----- PROVIDED DATA

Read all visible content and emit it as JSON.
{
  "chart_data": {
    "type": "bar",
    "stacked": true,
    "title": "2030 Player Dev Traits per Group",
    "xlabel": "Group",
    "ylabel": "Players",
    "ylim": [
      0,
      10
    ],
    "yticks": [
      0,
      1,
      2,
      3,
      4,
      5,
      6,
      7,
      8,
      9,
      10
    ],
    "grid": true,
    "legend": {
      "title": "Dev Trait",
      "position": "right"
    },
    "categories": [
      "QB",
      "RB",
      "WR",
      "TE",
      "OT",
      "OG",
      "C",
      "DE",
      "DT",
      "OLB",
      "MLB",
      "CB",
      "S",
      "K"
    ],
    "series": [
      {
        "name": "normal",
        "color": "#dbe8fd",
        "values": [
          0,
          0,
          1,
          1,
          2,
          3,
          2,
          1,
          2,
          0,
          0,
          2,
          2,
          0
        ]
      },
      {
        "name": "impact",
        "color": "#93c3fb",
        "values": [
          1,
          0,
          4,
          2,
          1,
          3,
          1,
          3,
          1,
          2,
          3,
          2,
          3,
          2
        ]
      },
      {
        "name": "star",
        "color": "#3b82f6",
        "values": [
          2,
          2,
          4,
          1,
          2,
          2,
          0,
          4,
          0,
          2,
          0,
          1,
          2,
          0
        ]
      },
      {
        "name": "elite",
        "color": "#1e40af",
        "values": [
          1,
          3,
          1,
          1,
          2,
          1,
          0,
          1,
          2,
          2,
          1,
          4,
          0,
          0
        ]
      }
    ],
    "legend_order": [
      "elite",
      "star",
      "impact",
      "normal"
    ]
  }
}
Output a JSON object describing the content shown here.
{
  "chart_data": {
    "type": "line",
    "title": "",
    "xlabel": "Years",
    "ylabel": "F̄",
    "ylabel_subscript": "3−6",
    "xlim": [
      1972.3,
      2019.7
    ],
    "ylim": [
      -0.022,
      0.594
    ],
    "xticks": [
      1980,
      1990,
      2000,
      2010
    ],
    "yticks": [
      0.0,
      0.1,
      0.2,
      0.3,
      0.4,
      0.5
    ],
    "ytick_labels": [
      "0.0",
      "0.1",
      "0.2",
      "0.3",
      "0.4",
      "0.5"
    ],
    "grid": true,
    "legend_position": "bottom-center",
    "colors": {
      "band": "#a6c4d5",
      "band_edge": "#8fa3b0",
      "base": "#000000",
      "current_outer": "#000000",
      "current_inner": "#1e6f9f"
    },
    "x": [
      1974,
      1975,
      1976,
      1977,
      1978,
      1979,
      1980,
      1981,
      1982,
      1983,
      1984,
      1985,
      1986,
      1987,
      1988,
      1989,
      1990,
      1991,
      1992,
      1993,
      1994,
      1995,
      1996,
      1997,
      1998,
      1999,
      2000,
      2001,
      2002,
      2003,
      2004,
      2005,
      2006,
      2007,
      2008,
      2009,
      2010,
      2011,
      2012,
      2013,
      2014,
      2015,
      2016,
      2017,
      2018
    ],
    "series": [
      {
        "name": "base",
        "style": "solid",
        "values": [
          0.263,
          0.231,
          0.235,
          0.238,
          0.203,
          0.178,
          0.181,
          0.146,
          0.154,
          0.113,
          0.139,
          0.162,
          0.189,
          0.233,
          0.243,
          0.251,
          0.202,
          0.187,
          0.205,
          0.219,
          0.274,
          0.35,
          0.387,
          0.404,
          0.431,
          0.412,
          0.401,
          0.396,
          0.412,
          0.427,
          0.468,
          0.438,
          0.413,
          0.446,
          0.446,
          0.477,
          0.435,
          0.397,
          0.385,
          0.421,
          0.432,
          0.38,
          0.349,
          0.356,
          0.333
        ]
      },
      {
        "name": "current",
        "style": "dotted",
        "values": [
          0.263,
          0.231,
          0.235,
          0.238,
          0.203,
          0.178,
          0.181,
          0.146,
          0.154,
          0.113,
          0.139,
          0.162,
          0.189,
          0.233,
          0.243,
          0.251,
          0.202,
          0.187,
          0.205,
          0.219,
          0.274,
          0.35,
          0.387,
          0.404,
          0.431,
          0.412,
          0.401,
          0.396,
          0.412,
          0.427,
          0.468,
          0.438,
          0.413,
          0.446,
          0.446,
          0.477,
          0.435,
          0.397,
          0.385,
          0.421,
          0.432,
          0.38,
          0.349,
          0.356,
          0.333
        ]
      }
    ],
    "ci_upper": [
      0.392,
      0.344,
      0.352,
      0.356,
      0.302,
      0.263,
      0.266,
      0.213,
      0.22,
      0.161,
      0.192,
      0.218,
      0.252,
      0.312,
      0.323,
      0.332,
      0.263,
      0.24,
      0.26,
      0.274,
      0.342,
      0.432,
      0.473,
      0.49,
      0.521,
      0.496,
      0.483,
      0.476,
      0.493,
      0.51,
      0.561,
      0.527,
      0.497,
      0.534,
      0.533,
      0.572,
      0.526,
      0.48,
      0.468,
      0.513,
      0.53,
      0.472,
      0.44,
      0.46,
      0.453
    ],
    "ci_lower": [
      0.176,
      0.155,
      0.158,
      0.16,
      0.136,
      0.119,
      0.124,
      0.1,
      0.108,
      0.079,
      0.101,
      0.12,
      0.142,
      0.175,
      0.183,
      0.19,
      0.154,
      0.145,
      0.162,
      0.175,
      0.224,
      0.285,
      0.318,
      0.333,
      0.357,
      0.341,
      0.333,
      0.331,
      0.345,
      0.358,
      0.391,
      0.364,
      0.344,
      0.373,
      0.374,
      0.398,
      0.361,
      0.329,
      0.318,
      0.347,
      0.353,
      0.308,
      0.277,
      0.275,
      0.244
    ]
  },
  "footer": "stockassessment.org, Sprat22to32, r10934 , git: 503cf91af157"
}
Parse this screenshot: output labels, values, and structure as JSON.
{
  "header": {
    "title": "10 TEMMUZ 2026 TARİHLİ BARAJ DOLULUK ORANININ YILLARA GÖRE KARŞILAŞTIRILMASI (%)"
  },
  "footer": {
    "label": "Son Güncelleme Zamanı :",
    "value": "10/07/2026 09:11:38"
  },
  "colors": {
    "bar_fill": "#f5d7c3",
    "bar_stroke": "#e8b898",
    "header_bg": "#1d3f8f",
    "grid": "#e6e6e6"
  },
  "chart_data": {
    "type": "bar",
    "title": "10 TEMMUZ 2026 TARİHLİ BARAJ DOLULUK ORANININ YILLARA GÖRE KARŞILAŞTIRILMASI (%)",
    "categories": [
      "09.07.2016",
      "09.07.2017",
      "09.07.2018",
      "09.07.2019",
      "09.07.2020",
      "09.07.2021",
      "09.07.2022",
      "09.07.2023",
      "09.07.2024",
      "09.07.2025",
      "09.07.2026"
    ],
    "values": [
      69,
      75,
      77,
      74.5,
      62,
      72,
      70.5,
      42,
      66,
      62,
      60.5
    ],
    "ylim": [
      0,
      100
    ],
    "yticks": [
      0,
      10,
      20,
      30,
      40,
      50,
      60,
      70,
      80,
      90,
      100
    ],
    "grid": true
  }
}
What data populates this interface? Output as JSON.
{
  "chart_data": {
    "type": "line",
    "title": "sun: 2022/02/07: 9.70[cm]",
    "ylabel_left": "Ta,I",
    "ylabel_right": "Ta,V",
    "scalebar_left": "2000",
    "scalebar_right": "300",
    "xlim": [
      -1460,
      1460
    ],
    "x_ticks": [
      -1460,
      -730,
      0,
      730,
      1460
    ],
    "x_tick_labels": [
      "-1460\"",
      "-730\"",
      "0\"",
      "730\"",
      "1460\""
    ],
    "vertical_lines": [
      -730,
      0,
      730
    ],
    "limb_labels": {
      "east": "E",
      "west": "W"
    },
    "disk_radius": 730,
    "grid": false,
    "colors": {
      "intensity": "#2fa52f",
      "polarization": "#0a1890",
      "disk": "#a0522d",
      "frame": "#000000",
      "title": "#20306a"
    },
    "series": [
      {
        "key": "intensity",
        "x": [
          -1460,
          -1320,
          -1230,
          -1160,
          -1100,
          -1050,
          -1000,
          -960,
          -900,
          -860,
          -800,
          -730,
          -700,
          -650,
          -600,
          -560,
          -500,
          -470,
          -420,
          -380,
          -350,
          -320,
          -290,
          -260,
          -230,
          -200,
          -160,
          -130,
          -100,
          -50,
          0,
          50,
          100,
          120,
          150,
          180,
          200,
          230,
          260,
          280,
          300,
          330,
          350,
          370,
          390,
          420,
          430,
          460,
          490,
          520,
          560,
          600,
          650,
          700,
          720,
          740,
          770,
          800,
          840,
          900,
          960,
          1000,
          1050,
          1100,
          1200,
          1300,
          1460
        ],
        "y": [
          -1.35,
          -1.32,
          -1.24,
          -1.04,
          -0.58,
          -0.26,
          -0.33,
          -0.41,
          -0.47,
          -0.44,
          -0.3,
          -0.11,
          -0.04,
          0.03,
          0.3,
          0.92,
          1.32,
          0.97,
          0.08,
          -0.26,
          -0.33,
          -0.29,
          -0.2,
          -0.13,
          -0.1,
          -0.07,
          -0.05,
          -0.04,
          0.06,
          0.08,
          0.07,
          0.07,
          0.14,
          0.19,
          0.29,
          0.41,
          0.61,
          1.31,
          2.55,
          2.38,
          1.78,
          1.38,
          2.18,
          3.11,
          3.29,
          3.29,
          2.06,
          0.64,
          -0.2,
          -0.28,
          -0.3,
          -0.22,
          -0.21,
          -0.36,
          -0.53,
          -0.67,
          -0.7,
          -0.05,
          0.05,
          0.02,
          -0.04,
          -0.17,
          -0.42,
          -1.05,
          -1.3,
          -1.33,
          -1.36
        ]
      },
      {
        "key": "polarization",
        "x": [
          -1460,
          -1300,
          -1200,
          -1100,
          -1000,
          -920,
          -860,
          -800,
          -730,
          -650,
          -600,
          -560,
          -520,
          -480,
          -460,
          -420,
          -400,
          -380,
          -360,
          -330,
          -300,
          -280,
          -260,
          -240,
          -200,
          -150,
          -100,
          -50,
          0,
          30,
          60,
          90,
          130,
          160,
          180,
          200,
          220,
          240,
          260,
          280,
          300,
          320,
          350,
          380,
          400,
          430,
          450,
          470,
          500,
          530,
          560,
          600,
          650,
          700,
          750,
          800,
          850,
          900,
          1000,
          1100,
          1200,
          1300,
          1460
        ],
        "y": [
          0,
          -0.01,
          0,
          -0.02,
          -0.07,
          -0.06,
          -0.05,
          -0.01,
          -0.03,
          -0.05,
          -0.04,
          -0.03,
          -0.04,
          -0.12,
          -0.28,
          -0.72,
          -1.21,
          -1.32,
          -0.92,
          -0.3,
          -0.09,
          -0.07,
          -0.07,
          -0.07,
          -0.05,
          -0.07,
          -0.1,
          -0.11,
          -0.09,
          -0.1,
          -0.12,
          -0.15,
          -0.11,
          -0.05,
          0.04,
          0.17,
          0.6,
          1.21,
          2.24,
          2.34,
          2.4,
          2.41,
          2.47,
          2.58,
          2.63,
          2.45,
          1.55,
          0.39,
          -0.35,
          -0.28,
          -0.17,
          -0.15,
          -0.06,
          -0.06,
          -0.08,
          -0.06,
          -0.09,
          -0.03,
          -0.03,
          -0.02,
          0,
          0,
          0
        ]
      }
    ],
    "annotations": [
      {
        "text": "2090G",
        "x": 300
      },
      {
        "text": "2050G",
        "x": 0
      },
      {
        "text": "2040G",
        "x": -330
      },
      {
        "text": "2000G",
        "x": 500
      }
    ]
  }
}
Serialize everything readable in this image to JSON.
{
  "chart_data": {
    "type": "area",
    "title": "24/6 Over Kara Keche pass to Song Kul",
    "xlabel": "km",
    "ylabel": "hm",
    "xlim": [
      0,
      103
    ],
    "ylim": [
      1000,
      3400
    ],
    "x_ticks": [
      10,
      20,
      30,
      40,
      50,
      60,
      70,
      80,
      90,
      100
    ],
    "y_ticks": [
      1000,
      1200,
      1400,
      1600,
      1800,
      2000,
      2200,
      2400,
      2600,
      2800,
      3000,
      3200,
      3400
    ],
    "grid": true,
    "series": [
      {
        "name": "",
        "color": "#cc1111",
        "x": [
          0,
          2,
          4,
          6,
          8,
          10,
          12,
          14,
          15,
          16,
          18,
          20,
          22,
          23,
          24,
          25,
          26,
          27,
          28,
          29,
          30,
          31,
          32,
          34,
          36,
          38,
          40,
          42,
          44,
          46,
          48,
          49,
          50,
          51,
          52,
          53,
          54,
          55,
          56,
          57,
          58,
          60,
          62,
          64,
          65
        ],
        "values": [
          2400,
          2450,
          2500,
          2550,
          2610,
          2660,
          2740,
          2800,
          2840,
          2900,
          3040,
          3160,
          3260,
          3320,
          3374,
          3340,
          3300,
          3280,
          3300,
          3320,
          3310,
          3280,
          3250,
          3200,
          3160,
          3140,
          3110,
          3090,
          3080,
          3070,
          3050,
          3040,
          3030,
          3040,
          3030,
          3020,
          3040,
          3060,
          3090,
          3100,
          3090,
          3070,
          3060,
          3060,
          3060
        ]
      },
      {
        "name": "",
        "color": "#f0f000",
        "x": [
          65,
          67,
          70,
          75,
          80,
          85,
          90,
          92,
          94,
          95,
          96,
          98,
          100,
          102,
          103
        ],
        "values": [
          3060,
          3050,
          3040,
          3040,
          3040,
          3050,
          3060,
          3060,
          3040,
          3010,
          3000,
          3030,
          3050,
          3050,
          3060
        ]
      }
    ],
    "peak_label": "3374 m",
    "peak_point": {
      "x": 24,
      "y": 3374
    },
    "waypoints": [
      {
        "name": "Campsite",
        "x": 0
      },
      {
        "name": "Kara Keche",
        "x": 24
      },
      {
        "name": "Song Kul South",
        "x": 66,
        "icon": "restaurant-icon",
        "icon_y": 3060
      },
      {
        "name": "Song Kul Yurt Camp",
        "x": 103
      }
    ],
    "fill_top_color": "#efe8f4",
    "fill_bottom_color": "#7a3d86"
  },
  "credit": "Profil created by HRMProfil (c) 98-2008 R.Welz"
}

----------

#### STATED GOAL:
What is the number of lines in the listing that contain the string "Song"? Reply with that number alone.

#### RESULT OF THIS TASK:
3